Rows:
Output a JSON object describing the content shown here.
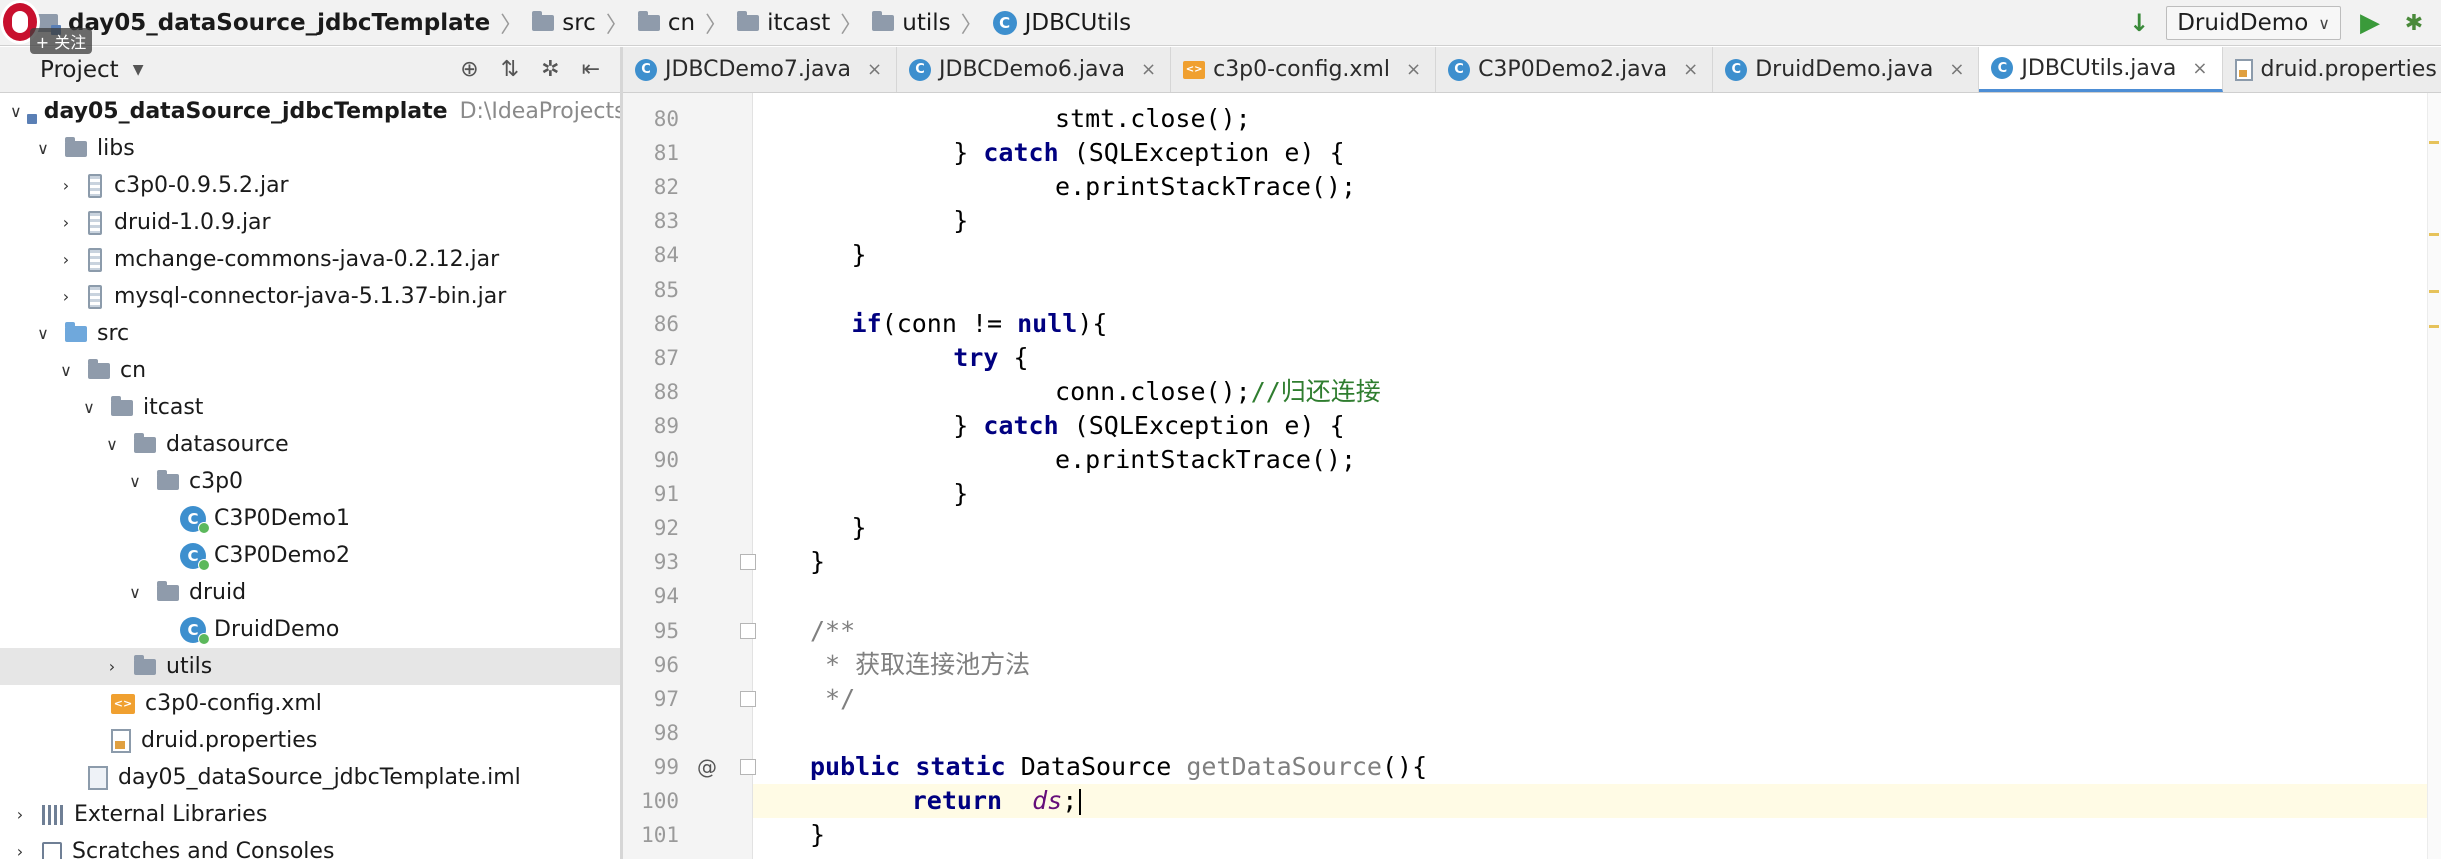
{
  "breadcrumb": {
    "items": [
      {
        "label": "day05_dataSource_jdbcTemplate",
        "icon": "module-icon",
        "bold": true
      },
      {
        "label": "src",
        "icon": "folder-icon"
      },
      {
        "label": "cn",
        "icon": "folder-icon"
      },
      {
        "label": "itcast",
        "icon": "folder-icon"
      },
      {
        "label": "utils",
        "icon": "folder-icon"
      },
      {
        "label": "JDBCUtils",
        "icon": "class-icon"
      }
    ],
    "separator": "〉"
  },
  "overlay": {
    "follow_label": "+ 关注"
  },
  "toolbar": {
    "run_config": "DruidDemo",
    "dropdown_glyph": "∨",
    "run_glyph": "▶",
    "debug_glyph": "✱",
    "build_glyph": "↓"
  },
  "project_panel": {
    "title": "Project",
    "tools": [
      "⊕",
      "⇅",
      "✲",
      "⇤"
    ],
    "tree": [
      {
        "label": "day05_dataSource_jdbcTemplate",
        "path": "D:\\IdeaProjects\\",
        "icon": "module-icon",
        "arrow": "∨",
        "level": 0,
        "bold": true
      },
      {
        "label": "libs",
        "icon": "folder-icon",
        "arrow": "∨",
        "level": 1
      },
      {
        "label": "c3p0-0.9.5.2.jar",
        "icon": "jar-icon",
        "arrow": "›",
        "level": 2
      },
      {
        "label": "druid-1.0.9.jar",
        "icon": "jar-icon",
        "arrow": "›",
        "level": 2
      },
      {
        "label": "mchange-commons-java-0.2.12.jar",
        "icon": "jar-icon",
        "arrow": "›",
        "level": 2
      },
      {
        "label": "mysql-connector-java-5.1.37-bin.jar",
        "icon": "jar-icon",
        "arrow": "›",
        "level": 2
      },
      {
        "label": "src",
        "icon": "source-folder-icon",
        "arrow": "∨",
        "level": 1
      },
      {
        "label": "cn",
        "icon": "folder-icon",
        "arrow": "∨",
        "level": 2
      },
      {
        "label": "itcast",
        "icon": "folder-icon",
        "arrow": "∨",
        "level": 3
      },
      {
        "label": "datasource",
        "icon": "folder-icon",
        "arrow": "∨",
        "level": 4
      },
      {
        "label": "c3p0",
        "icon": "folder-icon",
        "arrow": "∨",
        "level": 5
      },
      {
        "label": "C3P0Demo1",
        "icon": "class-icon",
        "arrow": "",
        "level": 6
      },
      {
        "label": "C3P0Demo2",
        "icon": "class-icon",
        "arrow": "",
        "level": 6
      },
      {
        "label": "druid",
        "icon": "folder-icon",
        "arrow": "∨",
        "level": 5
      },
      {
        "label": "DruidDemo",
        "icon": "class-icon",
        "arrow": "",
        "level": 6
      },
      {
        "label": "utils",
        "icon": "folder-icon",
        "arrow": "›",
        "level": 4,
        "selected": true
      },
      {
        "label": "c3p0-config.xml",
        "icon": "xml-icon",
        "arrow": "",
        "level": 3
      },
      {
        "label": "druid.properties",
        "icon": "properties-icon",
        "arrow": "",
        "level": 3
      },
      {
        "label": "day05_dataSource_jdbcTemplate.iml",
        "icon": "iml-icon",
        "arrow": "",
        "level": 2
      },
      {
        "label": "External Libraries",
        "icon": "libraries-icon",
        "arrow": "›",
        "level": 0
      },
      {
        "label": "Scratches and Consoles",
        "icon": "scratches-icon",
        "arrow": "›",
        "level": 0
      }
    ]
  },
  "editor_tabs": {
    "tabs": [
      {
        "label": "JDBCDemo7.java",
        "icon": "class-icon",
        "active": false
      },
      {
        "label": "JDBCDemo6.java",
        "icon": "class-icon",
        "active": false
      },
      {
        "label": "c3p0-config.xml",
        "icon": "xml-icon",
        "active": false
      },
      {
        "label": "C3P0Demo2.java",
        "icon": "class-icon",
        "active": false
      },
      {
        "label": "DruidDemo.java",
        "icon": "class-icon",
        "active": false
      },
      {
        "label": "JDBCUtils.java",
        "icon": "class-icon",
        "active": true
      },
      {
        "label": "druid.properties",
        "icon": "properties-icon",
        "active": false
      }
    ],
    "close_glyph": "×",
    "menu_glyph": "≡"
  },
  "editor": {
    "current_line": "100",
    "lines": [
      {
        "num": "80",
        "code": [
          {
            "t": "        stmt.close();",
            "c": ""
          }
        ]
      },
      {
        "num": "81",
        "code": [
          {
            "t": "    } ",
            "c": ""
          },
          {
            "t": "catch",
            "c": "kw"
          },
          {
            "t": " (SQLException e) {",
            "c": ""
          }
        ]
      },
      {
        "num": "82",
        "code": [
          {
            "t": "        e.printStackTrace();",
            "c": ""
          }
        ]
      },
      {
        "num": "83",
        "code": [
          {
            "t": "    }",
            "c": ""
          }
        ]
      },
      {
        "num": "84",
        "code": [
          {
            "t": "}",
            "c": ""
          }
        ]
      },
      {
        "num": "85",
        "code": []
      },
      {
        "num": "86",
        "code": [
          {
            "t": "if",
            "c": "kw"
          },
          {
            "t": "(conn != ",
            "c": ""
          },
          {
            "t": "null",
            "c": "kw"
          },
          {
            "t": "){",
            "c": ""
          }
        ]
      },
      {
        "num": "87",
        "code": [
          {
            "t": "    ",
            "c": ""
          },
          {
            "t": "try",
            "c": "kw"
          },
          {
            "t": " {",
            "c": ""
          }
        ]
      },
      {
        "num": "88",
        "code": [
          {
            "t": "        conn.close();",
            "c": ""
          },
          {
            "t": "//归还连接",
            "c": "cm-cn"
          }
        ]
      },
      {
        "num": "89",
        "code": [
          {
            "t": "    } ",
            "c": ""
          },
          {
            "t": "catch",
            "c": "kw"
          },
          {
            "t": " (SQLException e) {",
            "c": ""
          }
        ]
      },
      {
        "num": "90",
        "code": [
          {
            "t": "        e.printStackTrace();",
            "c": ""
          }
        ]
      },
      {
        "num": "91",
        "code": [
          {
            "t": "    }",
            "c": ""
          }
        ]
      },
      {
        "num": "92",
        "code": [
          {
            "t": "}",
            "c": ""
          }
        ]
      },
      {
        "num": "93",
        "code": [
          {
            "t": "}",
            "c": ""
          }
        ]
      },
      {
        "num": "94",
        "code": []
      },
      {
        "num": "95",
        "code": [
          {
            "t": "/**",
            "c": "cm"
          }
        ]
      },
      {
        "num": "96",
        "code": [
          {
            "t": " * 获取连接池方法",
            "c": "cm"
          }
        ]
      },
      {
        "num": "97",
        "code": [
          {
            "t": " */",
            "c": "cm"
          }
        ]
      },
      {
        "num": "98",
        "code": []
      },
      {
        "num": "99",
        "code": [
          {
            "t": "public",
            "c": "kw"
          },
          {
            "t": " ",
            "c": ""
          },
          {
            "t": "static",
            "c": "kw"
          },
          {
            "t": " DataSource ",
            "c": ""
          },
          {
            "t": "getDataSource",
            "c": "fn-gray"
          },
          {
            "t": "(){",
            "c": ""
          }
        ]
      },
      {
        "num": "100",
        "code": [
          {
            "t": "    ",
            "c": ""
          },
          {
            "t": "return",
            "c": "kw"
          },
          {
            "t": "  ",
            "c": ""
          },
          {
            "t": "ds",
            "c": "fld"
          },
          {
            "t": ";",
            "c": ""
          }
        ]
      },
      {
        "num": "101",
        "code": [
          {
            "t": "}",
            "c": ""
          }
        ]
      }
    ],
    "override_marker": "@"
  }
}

Description of the task: Scan the material above for the word "true". Copy each line where it occurs.

Result for this task:
        "bold": true
        "bold": true
        "selected": true
        "active": true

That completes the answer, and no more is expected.